*Data shown*:
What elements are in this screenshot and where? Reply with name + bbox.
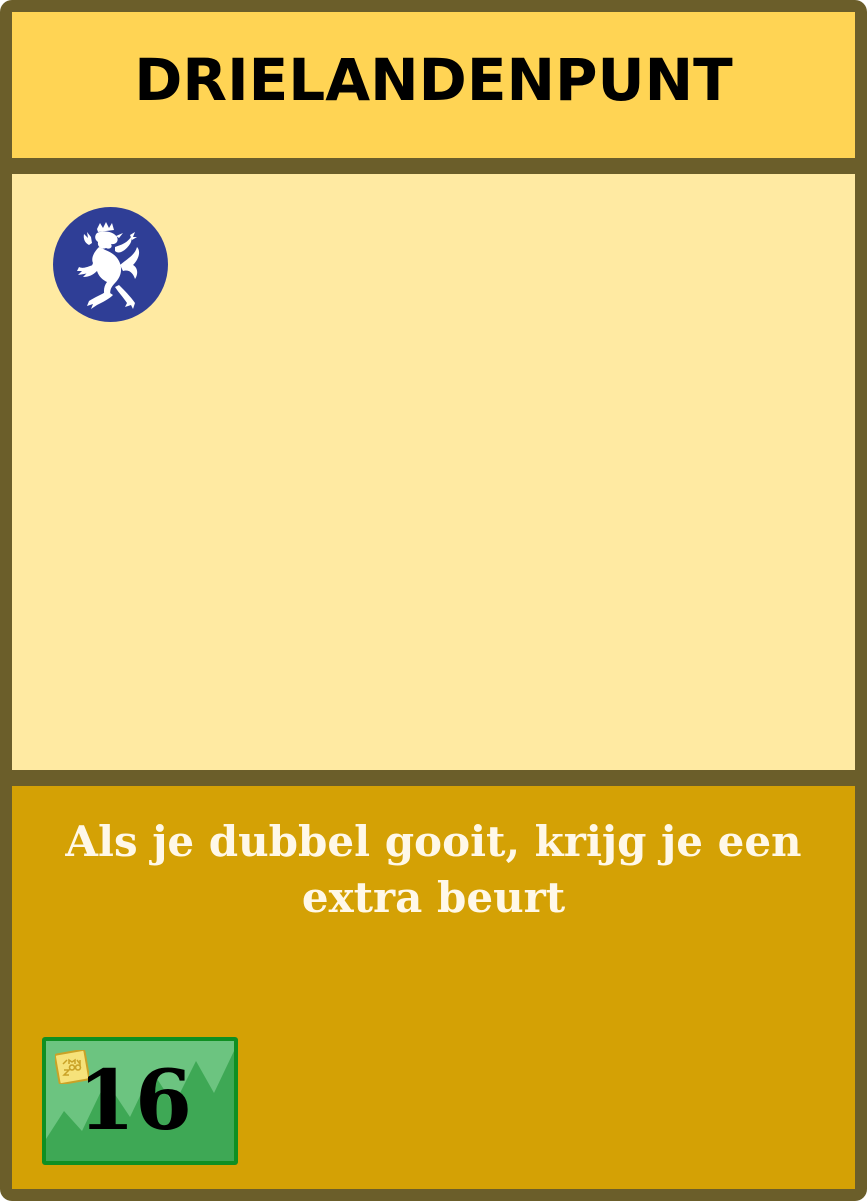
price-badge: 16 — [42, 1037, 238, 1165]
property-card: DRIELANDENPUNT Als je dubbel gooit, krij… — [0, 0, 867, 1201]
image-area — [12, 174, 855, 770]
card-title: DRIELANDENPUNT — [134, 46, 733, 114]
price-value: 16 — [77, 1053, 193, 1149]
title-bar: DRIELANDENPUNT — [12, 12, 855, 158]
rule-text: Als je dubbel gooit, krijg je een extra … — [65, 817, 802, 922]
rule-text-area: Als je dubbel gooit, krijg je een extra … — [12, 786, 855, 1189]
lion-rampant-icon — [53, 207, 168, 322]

*The request*: Please reproduce every line of the records above word for word, leaving out the pictures.

*Result below*:
What elements are in this screenshot and where? Reply with name + bbox.
price-badge: 16 — [42, 1037, 238, 1165]
property-card: DRIELANDENPUNT Als je dubbel gooit, krij… — [0, 0, 867, 1201]
image-area — [12, 174, 855, 770]
card-title: DRIELANDENPUNT — [134, 46, 733, 114]
price-value: 16 — [77, 1053, 193, 1149]
title-bar: DRIELANDENPUNT — [12, 12, 855, 158]
rule-text: Als je dubbel gooit, krijg je een extra … — [65, 817, 802, 922]
rule-text-area: Als je dubbel gooit, krijg je een extra … — [12, 786, 855, 1189]
lion-rampant-icon — [53, 207, 168, 322]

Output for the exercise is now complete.